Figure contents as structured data
#####

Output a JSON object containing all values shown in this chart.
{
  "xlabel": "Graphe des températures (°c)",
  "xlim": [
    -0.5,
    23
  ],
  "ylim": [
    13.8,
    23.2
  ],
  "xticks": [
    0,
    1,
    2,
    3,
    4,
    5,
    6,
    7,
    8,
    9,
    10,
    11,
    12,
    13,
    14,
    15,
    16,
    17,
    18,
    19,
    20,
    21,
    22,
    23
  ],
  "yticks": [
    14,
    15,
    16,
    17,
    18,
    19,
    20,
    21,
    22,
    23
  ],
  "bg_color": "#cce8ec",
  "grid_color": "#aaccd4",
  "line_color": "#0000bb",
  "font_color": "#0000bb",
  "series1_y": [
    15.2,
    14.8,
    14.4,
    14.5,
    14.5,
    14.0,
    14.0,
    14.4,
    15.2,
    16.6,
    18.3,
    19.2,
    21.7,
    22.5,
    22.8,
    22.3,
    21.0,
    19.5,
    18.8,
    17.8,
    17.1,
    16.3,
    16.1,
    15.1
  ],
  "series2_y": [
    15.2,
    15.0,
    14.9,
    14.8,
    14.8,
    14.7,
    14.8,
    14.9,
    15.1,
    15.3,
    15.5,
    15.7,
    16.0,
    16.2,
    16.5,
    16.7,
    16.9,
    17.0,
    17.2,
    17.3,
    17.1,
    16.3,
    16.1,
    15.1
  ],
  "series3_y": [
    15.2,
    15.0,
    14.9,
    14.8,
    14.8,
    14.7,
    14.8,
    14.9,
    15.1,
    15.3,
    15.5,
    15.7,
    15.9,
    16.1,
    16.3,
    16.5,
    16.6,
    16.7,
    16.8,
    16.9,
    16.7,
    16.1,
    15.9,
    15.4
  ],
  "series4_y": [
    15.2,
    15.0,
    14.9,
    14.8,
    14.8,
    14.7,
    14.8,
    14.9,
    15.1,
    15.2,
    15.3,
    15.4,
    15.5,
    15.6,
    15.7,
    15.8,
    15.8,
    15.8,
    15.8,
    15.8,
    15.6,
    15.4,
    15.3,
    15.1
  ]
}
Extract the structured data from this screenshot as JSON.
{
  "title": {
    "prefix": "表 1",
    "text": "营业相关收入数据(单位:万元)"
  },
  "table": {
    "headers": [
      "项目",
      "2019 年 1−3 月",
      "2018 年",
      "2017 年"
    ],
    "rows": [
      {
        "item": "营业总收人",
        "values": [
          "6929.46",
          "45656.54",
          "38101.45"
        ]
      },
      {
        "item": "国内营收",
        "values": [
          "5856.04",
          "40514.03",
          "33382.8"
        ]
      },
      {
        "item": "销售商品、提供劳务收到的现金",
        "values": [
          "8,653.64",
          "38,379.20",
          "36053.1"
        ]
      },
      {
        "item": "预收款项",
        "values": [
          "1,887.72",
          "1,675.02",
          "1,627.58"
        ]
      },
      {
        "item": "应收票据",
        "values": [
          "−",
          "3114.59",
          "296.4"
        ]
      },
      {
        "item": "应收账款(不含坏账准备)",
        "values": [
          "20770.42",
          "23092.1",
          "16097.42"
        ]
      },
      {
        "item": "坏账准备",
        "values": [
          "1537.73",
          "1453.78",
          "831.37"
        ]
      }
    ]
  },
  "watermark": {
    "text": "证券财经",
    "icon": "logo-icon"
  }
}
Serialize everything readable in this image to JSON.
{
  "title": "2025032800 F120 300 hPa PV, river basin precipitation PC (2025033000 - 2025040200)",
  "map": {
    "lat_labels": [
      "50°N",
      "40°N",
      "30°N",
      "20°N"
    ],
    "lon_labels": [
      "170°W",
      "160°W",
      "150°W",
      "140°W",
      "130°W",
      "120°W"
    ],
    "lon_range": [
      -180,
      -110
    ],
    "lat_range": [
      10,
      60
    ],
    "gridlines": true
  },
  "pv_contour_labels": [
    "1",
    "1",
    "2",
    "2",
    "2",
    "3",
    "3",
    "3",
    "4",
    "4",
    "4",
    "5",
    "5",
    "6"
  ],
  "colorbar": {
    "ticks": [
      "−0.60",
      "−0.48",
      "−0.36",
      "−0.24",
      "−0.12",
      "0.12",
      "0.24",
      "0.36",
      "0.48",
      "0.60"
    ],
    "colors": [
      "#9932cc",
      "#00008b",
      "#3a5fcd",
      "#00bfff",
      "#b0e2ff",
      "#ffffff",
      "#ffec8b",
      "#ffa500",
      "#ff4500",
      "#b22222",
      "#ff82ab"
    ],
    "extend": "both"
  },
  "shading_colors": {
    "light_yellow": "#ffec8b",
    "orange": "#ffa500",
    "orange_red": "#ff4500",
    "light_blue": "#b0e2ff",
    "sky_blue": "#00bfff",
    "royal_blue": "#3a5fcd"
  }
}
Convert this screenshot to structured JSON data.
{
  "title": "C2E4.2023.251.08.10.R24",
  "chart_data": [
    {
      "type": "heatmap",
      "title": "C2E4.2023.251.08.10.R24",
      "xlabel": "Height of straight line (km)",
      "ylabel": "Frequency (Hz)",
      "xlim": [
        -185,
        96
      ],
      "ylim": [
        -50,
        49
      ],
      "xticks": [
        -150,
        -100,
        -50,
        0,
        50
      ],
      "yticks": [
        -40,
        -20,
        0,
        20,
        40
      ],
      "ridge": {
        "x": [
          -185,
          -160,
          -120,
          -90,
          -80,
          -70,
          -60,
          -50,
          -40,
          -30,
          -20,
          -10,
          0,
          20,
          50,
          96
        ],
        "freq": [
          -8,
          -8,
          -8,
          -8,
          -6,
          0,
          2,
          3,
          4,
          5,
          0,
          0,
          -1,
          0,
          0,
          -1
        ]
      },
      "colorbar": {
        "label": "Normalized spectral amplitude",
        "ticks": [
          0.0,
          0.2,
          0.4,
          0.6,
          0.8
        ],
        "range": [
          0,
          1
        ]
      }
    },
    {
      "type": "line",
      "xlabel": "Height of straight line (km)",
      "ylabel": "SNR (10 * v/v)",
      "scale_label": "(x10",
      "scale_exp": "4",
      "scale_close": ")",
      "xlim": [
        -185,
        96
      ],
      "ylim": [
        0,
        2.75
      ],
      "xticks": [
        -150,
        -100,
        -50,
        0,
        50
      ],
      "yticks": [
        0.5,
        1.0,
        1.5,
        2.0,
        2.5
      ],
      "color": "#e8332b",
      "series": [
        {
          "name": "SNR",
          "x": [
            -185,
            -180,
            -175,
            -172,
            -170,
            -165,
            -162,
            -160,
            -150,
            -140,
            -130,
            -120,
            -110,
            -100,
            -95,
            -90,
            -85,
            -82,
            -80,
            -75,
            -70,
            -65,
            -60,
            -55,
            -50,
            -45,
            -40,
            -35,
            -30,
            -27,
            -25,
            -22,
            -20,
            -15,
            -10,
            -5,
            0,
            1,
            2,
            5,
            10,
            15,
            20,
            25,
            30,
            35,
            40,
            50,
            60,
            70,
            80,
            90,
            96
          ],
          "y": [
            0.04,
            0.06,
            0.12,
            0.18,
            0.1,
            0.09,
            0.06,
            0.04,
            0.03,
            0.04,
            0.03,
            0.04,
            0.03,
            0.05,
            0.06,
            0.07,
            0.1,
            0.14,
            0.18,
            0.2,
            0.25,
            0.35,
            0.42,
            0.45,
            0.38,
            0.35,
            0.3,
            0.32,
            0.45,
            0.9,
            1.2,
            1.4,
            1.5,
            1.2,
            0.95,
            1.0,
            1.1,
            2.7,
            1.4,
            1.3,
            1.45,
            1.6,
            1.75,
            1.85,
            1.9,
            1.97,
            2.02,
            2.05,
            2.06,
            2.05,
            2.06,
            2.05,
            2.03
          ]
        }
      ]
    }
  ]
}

#####

→ **Exercise instructions**
Please output the complete data exactly.

→ **Full response**
Output a JSON object containing all values shown in this chart.
{
  "xlabel": "Graphe des températures (°c)",
  "xlim": [
    -0.5,
    23
  ],
  "ylim": [
    13.8,
    23.2
  ],
  "xticks": [
    0,
    1,
    2,
    3,
    4,
    5,
    6,
    7,
    8,
    9,
    10,
    11,
    12,
    13,
    14,
    15,
    16,
    17,
    18,
    19,
    20,
    21,
    22,
    23
  ],
  "yticks": [
    14,
    15,
    16,
    17,
    18,
    19,
    20,
    21,
    22,
    23
  ],
  "bg_color": "#cce8ec",
  "grid_color": "#aaccd4",
  "line_color": "#0000bb",
  "font_color": "#0000bb",
  "series1_y": [
    15.2,
    14.8,
    14.4,
    14.5,
    14.5,
    14.0,
    14.0,
    14.4,
    15.2,
    16.6,
    18.3,
    19.2,
    21.7,
    22.5,
    22.8,
    22.3,
    21.0,
    19.5,
    18.8,
    17.8,
    17.1,
    16.3,
    16.1,
    15.1
  ],
  "series2_y": [
    15.2,
    15.0,
    14.9,
    14.8,
    14.8,
    14.7,
    14.8,
    14.9,
    15.1,
    15.3,
    15.5,
    15.7,
    16.0,
    16.2,
    16.5,
    16.7,
    16.9,
    17.0,
    17.2,
    17.3,
    17.1,
    16.3,
    16.1,
    15.1
  ],
  "series3_y": [
    15.2,
    15.0,
    14.9,
    14.8,
    14.8,
    14.7,
    14.8,
    14.9,
    15.1,
    15.3,
    15.5,
    15.7,
    15.9,
    16.1,
    16.3,
    16.5,
    16.6,
    16.7,
    16.8,
    16.9,
    16.7,
    16.1,
    15.9,
    15.4
  ],
  "series4_y": [
    15.2,
    15.0,
    14.9,
    14.8,
    14.8,
    14.7,
    14.8,
    14.9,
    15.1,
    15.2,
    15.3,
    15.4,
    15.5,
    15.6,
    15.7,
    15.8,
    15.8,
    15.8,
    15.8,
    15.8,
    15.6,
    15.4,
    15.3,
    15.1
  ]
}
Extract the structured data from this screenshot as JSON.
{
  "title": {
    "prefix": "表 1",
    "text": "营业相关收入数据(单位:万元)"
  },
  "table": {
    "headers": [
      "项目",
      "2019 年 1−3 月",
      "2018 年",
      "2017 年"
    ],
    "rows": [
      {
        "item": "营业总收人",
        "values": [
          "6929.46",
          "45656.54",
          "38101.45"
        ]
      },
      {
        "item": "国内营收",
        "values": [
          "5856.04",
          "40514.03",
          "33382.8"
        ]
      },
      {
        "item": "销售商品、提供劳务收到的现金",
        "values": [
          "8,653.64",
          "38,379.20",
          "36053.1"
        ]
      },
      {
        "item": "预收款项",
        "values": [
          "1,887.72",
          "1,675.02",
          "1,627.58"
        ]
      },
      {
        "item": "应收票据",
        "values": [
          "−",
          "3114.59",
          "296.4"
        ]
      },
      {
        "item": "应收账款(不含坏账准备)",
        "values": [
          "20770.42",
          "23092.1",
          "16097.42"
        ]
      },
      {
        "item": "坏账准备",
        "values": [
          "1537.73",
          "1453.78",
          "831.37"
        ]
      }
    ]
  },
  "watermark": {
    "text": "证券财经",
    "icon": "logo-icon"
  }
}
Serialize everything readable in this image to JSON.
{
  "title": "2025032800 F120 300 hPa PV, river basin precipitation PC (2025033000 - 2025040200)",
  "map": {
    "lat_labels": [
      "50°N",
      "40°N",
      "30°N",
      "20°N"
    ],
    "lon_labels": [
      "170°W",
      "160°W",
      "150°W",
      "140°W",
      "130°W",
      "120°W"
    ],
    "lon_range": [
      -180,
      -110
    ],
    "lat_range": [
      10,
      60
    ],
    "gridlines": true
  },
  "pv_contour_labels": [
    "1",
    "1",
    "2",
    "2",
    "2",
    "3",
    "3",
    "3",
    "4",
    "4",
    "4",
    "5",
    "5",
    "6"
  ],
  "colorbar": {
    "ticks": [
      "−0.60",
      "−0.48",
      "−0.36",
      "−0.24",
      "−0.12",
      "0.12",
      "0.24",
      "0.36",
      "0.48",
      "0.60"
    ],
    "colors": [
      "#9932cc",
      "#00008b",
      "#3a5fcd",
      "#00bfff",
      "#b0e2ff",
      "#ffffff",
      "#ffec8b",
      "#ffa500",
      "#ff4500",
      "#b22222",
      "#ff82ab"
    ],
    "extend": "both"
  },
  "shading_colors": {
    "light_yellow": "#ffec8b",
    "orange": "#ffa500",
    "orange_red": "#ff4500",
    "light_blue": "#b0e2ff",
    "sky_blue": "#00bfff",
    "royal_blue": "#3a5fcd"
  }
}
Convert this screenshot to structured JSON data.
{
  "title": "C2E4.2023.251.08.10.R24",
  "chart_data": [
    {
      "type": "heatmap",
      "title": "C2E4.2023.251.08.10.R24",
      "xlabel": "Height of straight line (km)",
      "ylabel": "Frequency (Hz)",
      "xlim": [
        -185,
        96
      ],
      "ylim": [
        -50,
        49
      ],
      "xticks": [
        -150,
        -100,
        -50,
        0,
        50
      ],
      "yticks": [
        -40,
        -20,
        0,
        20,
        40
      ],
      "ridge": {
        "x": [
          -185,
          -160,
          -120,
          -90,
          -80,
          -70,
          -60,
          -50,
          -40,
          -30,
          -20,
          -10,
          0,
          20,
          50,
          96
        ],
        "freq": [
          -8,
          -8,
          -8,
          -8,
          -6,
          0,
          2,
          3,
          4,
          5,
          0,
          0,
          -1,
          0,
          0,
          -1
        ]
      },
      "colorbar": {
        "label": "Normalized spectral amplitude",
        "ticks": [
          0.0,
          0.2,
          0.4,
          0.6,
          0.8
        ],
        "range": [
          0,
          1
        ]
      }
    },
    {
      "type": "line",
      "xlabel": "Height of straight line (km)",
      "ylabel": "SNR (10 * v/v)",
      "scale_label": "(x10",
      "scale_exp": "4",
      "scale_close": ")",
      "xlim": [
        -185,
        96
      ],
      "ylim": [
        0,
        2.75
      ],
      "xticks": [
        -150,
        -100,
        -50,
        0,
        50
      ],
      "yticks": [
        0.5,
        1.0,
        1.5,
        2.0,
        2.5
      ],
      "color": "#e8332b",
      "series": [
        {
          "name": "SNR",
          "x": [
            -185,
            -180,
            -175,
            -172,
            -170,
            -165,
            -162,
            -160,
            -150,
            -140,
            -130,
            -120,
            -110,
            -100,
            -95,
            -90,
            -85,
            -82,
            -80,
            -75,
            -70,
            -65,
            -60,
            -55,
            -50,
            -45,
            -40,
            -35,
            -30,
            -27,
            -25,
            -22,
            -20,
            -15,
            -10,
            -5,
            0,
            1,
            2,
            5,
            10,
            15,
            20,
            25,
            30,
            35,
            40,
            50,
            60,
            70,
            80,
            90,
            96
          ],
          "y": [
            0.04,
            0.06,
            0.12,
            0.18,
            0.1,
            0.09,
            0.06,
            0.04,
            0.03,
            0.04,
            0.03,
            0.04,
            0.03,
            0.05,
            0.06,
            0.07,
            0.1,
            0.14,
            0.18,
            0.2,
            0.25,
            0.35,
            0.42,
            0.45,
            0.38,
            0.35,
            0.3,
            0.32,
            0.45,
            0.9,
            1.2,
            1.4,
            1.5,
            1.2,
            0.95,
            1.0,
            1.1,
            2.7,
            1.4,
            1.3,
            1.45,
            1.6,
            1.75,
            1.85,
            1.9,
            1.97,
            2.02,
            2.05,
            2.06,
            2.05,
            2.06,
            2.05,
            2.03
          ]
        }
      ]
    }
  ]
}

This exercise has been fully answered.